▸ **Objective**: Search the material for "pool" and show all lines that contain it.

____

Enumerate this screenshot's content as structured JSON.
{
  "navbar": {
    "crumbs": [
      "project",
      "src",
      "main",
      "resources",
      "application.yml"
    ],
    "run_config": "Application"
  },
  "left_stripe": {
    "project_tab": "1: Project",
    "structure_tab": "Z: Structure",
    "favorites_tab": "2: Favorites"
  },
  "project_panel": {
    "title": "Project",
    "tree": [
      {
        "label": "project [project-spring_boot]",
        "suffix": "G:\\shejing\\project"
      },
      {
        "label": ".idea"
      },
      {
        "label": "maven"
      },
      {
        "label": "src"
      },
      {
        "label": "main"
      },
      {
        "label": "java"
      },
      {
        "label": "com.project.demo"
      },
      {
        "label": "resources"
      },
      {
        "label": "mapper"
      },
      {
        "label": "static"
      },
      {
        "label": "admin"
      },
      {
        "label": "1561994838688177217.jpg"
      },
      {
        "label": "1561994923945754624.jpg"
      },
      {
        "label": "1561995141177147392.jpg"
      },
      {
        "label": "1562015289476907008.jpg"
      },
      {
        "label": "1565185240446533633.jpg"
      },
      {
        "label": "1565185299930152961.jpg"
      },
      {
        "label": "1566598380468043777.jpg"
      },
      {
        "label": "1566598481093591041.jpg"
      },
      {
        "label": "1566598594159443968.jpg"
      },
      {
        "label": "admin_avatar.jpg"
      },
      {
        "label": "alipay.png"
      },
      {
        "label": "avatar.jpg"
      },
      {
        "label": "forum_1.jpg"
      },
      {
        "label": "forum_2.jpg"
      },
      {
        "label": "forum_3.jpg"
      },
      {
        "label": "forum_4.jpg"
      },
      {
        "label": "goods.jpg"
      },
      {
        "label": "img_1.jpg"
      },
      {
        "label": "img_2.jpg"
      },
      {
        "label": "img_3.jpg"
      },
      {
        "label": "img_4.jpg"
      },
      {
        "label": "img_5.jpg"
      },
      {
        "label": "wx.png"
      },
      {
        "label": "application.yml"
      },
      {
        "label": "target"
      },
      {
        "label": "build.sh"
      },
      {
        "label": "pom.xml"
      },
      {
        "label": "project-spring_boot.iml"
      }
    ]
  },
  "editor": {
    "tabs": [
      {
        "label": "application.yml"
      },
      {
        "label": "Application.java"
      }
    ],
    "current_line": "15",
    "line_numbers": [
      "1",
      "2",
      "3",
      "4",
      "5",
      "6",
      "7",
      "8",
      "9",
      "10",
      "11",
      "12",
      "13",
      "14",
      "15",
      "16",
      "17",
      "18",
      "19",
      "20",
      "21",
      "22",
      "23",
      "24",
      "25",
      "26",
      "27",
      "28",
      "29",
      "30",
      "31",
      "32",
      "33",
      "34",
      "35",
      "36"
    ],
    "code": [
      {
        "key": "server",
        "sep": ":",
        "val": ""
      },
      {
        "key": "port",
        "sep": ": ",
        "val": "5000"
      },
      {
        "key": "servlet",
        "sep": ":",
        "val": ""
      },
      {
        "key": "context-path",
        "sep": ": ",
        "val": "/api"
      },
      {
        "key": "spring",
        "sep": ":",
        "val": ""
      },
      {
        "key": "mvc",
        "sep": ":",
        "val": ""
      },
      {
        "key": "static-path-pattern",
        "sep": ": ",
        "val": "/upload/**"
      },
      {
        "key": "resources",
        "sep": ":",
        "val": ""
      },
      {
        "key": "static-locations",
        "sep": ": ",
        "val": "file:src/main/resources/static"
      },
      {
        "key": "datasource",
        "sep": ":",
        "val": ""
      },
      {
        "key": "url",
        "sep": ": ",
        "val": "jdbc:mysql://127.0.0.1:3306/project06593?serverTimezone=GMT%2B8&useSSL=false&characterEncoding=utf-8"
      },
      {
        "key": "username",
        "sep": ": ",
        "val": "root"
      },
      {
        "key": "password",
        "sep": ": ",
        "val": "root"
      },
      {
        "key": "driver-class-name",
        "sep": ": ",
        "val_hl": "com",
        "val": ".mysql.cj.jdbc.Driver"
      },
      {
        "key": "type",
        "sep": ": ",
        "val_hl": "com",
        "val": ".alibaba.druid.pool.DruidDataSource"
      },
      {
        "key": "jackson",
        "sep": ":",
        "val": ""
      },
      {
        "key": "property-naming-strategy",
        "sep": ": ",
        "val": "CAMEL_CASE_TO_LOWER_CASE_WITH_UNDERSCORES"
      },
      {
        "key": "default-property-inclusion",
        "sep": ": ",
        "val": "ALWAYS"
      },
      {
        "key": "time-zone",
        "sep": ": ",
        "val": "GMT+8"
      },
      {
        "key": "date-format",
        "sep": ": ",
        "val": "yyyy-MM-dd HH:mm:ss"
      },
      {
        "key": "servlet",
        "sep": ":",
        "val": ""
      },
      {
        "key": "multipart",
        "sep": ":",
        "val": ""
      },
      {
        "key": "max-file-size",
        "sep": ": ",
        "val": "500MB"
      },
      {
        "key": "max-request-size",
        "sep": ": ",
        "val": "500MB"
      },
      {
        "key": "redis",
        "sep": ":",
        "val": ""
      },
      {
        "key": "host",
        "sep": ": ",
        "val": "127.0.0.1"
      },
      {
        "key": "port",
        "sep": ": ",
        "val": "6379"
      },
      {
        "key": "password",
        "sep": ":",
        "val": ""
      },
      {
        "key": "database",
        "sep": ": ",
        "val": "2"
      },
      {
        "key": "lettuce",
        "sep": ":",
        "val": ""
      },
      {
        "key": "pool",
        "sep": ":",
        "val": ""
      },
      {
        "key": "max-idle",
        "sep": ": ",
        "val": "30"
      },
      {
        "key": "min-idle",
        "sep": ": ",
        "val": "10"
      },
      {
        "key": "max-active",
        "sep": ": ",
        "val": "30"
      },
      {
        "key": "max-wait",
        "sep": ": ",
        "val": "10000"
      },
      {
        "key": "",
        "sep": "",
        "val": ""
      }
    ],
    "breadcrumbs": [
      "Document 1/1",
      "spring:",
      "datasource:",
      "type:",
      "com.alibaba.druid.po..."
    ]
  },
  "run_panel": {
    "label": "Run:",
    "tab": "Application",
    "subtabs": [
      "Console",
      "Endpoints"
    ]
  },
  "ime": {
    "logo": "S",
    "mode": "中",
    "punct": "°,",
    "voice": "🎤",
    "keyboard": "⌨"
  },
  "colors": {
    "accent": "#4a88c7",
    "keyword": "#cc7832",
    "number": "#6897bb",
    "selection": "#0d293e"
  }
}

____

▸ **Response**:
        "val": ".alibaba.druid.pool.DruidDataSource"
        "key": "pool",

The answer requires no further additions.